Given task: Transcribe the whole listing below without changing a word, but leave out every image.

Supplied information:
# # # # # # #
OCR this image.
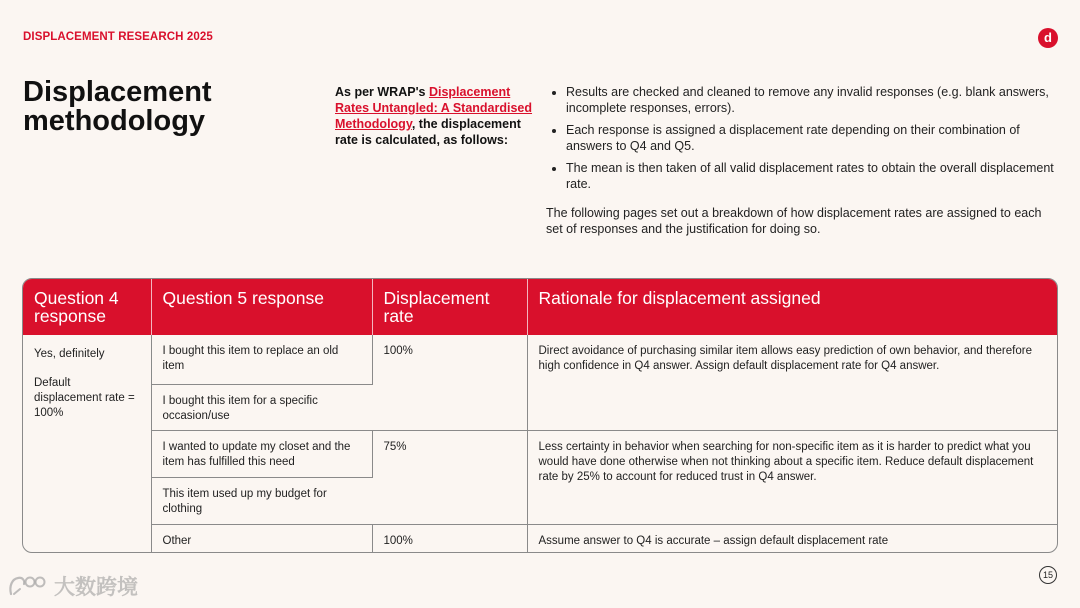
DISPLACEMENT RESEARCH 2025	d
Displacement methodology
As per WRAP's Displacement Rates Untangled: A Standardised Methodology, the displacement rate is calculated, as follows:
• Results are checked and cleaned to remove any invalid responses (e.g. blank answers, incomplete responses, errors).
• Each response is assigned a displacement rate depending on their combination of answers to Q4 and Q5.
• The mean is then taken of all valid displacement rates to obtain the overall displacement rate.

The following pages set out a breakdown of how displacement rates are assigned to each set of responses and the justification for doing so.

Question 4 response	Question 5 response	Displacement rate	Rationale for displacement assigned
Yes, definitely
Default displacement rate = 100%	I bought this item to replace an old item	100%	Direct avoidance of purchasing similar item allows easy prediction of own behavior, and therefore high confidence in Q4 answer. Assign default displacement rate for Q4 answer.
	I bought this item for a specific occasion/use		
	I wanted to update my closet and the item has fulfilled this need	75%	Less certainty in behavior when searching for non-specific item as it is harder to predict what you would have done otherwise when not thinking about a specific item. Reduce default displacement rate by 25% to account for reduced trust in Q4 answer.
	This item used up my budget for clothing		
	Other	100%	Assume answer to Q4 is accurate – assign default displacement rate
大数跨境
15
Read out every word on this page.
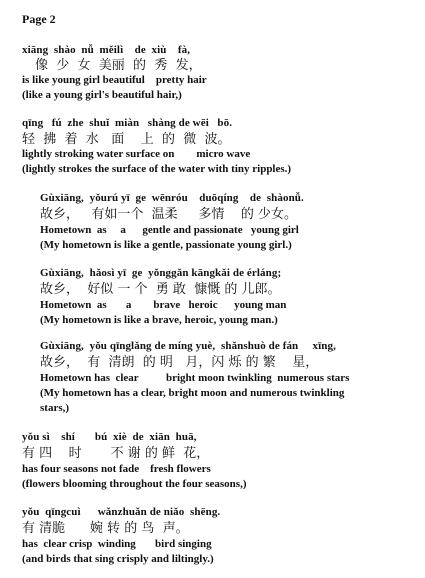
Page 2
xiāng  shào  nǚ  měilì    de  xiù    fà,
像  少  女  美丽  的  秀  发，
is like young girl beautiful    pretty hair
(like a young girl's beautiful hair,)
qīng   fú  zhe  shuǐ  miàn   shàng de wēi   bō.
轻  拂  着  水   面    上  的  微  波。
lightly stroking water surface on        micro wave
(lightly strokes the surface of the water with tiny ripples.)
Gùxiāng,  yǒurú yī  ge  wēnróu    duōqíng    de  shàonǚ.
故乡，   有如一个  温柔     多情    的 少女。
Hometown  as     a      gentle and passionate   young girl
(My hometown is like a gentle, passionate young girl.)
Gùxiāng,  hǎosì yī  ge  yǒnggǎn kāngkǎi de érláng;
故乡，  好似 一 个  勇 敢  慷慨 的 儿郎。
Hometown  as       a        brave   heroic      young man
(My hometown is like a brave, heroic, young man.)
Gùxiāng,  yǒu qīnglǎng de míng yuè,  shǎnshuò de fán     xīng,
故乡，  有  清朗  的 明   月，闪 烁 的 繁    星，
Hometown has  clear          bright moon twinkling  numerous stars
(My hometown has a clear, bright moon and numerous twinkling
stars,)
yǒu sì    shí       bú  xiè  de  xiān  huā,
有 四    时       不 谢 的 鲜  花，
has four seasons not fade    fresh flowers
(flowers blooming throughout the four seasons,)
yǒu  qīngcuì      wǎnzhuǎn de niǎo  shēng.
有 清脆      婉 转 的 鸟  声。
has  clear crisp  winding       bird singing
(and birds that sing crisply and liltingly.)
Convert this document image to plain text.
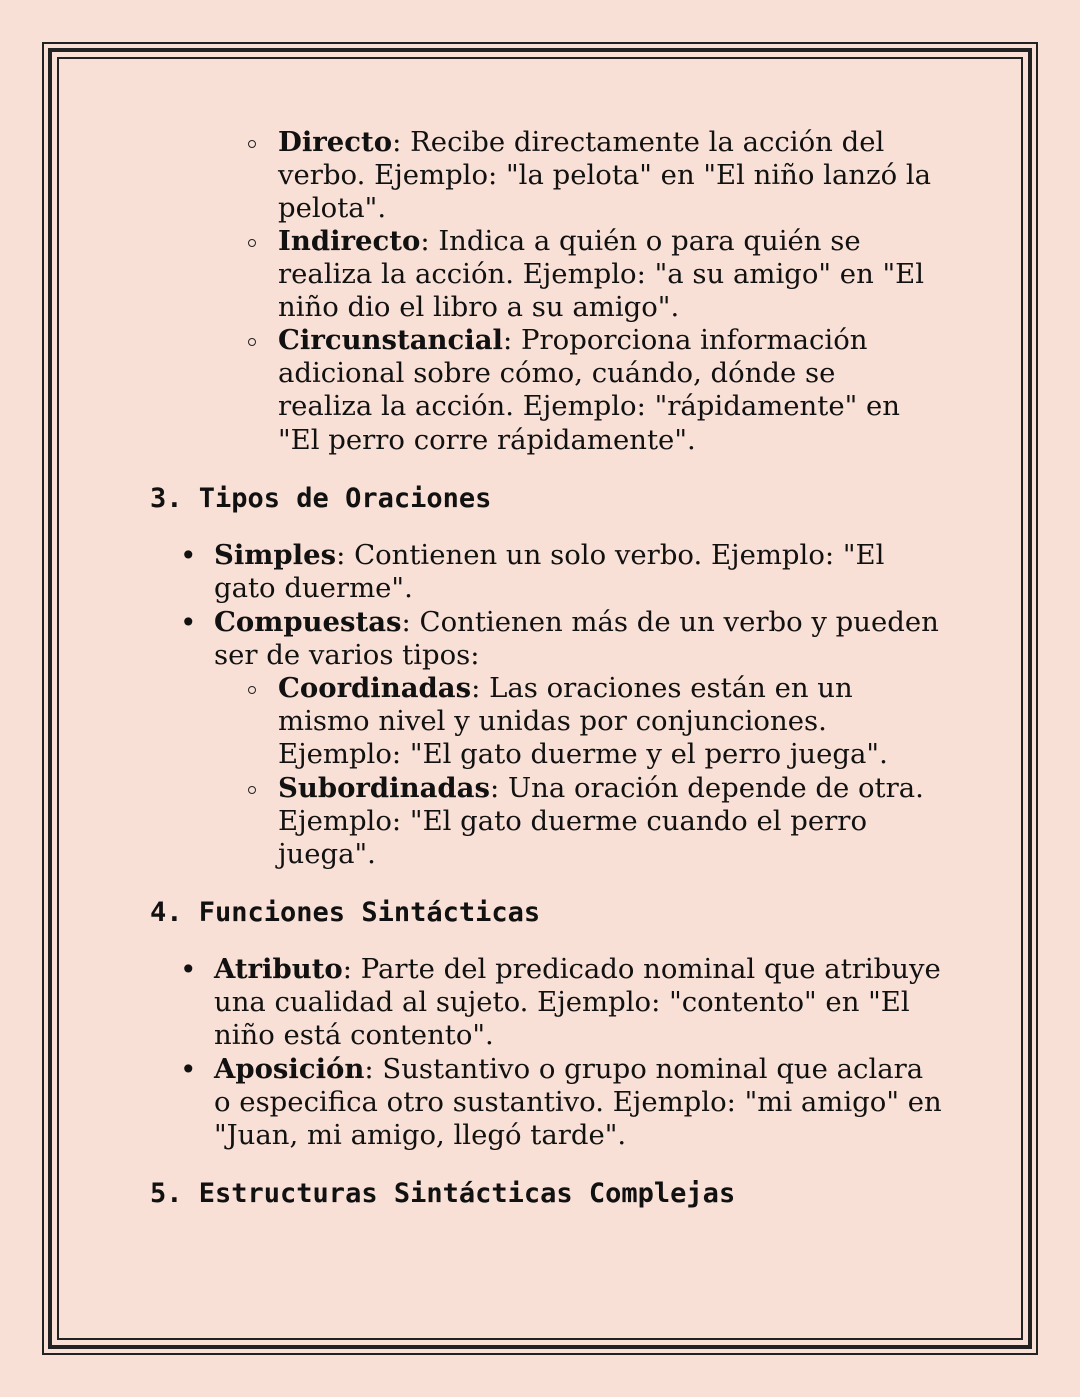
Directo: Recibe directamente la acción del verbo. Ejemplo: "la pelota" en "El niño lanzó la pelota".
Indirecto: Indica a quién o para quién se realiza la acción. Ejemplo: "a su amigo" en "El niño dio el libro a su amigo".
Circunstancial: Proporciona información adicional sobre cómo, cuándo, dónde se realiza la acción. Ejemplo: "rápidamente" en "El perro corre rápidamente".
3. Tipos de Oraciones
• Simples: Contienen un solo verbo. Ejemplo: "El gato duerme".
• Compuestas: Contienen más de un verbo y pueden ser de varios tipos:
Coordinadas: Las oraciones están en un mismo nivel y unidas por conjunciones. Ejemplo: "El gato duerme y el perro juega".
Subordinadas: Una oración depende de otra. Ejemplo: "El gato duerme cuando el perro juega".
4. Funciones Sintácticas
• Atributo: Parte del predicado nominal que atribuye una cualidad al sujeto. Ejemplo: "contento" en "El niño está contento".
• Aposición: Sustantivo o grupo nominal que aclara o especifica otro sustantivo. Ejemplo: "mi amigo" en "Juan, mi amigo, llegó tarde".
5. Estructuras Sintácticas Complejas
# # # # # # #
Response to this exercise:
OCR this image.
DISPLACEMENT RESEARCH 2025	d
Displacement methodology
As per WRAP's Displacement Rates Untangled: A Standardised Methodology, the displacement rate is calculated, as follows:
• Results are checked and cleaned to remove any invalid responses (e.g. blank answers, incomplete responses, errors).
• Each response is assigned a displacement rate depending on their combination of answers to Q4 and Q5.
• The mean is then taken of all valid displacement rates to obtain the overall displacement rate.

The following pages set out a breakdown of how displacement rates are assigned to each set of responses and the justification for doing so.

Question 4 response	Question 5 response	Displacement rate	Rationale for displacement assigned
Yes, definitely
Default displacement rate = 100%	I bought this item to replace an old item	100%	Direct avoidance of purchasing similar item allows easy prediction of own behavior, and therefore high confidence in Q4 answer. Assign default displacement rate for Q4 answer.
	I bought this item for a specific occasion/use		
	I wanted to update my closet and the item has fulfilled this need	75%	Less certainty in behavior when searching for non-specific item as it is harder to predict what you would have done otherwise when not thinking about a specific item. Reduce default displacement rate by 25% to account for reduced trust in Q4 answer.
	This item used up my budget for clothing		
	Other	100%	Assume answer to Q4 is accurate – assign default displacement rate
大数跨境
15
Read out every word on this page.
Page 2
xiāng  shào  nǚ  měilì    de  xiù    fà,
像  少  女  美丽  的  秀  发，
is like young girl beautiful    pretty hair
(like a young girl's beautiful hair,)
qīng   fú  zhe  shuǐ  miàn   shàng de wēi   bō.
轻  拂  着  水   面    上  的  微  波。
lightly stroking water surface on        micro wave
(lightly strokes the surface of the water with tiny ripples.)
Gùxiāng,  yǒurú yī  ge  wēnróu    duōqíng    de  shàonǚ.
故乡，   有如一个  温柔     多情    的 少女。
Hometown  as     a      gentle and passionate   young girl
(My hometown is like a gentle, passionate young girl.)
Gùxiāng,  hǎosì yī  ge  yǒnggǎn kāngkǎi de érláng;
故乡，  好似 一 个  勇 敢  慷慨 的 儿郎。
Hometown  as       a        brave   heroic      young man
(My hometown is like a brave, heroic, young man.)
Gùxiāng,  yǒu qīnglǎng de míng yuè,  shǎnshuò de fán     xīng,
故乡，  有  清朗  的 明   月，闪 烁 的 繁    星，
Hometown has  clear          bright moon twinkling  numerous stars
(My hometown has a clear, bright moon and numerous twinkling
stars,)
yǒu sì    shí       bú  xiè  de  xiān  huā,
有 四    时       不 谢 的 鲜  花，
has four seasons not fade    fresh flowers
(flowers blooming throughout the four seasons,)
yǒu  qīngcuì      wǎnzhuǎn de niǎo  shēng.
有 清脆      婉 转 的 鸟  声。
has  clear crisp  winding       bird singing
(and birds that sing crisply and liltingly.)
Convert this document image to plain text.
Directo: Recibe directamente la acción del verbo. Ejemplo: "la pelota" en "El niño lanzó la pelota".
Indirecto: Indica a quién o para quién se realiza la acción. Ejemplo: "a su amigo" en "El niño dio el libro a su amigo".
Circunstancial: Proporciona información adicional sobre cómo, cuándo, dónde se realiza la acción. Ejemplo: "rápidamente" en "El perro corre rápidamente".
3. Tipos de Oraciones
• Simples: Contienen un solo verbo. Ejemplo: "El gato duerme".
• Compuestas: Contienen más de un verbo y pueden ser de varios tipos:
Coordinadas: Las oraciones están en un mismo nivel y unidas por conjunciones. Ejemplo: "El gato duerme y el perro juega".
Subordinadas: Una oración depende de otra. Ejemplo: "El gato duerme cuando el perro juega".
4. Funciones Sintácticas
• Atributo: Parte del predicado nominal que atribuye una cualidad al sujeto. Ejemplo: "contento" en "El niño está contento".
• Aposición: Sustantivo o grupo nominal que aclara o especifica otro sustantivo. Ejemplo: "mi amigo" en "Juan, mi amigo, llegó tarde".
5. Estructuras Sintácticas Complejas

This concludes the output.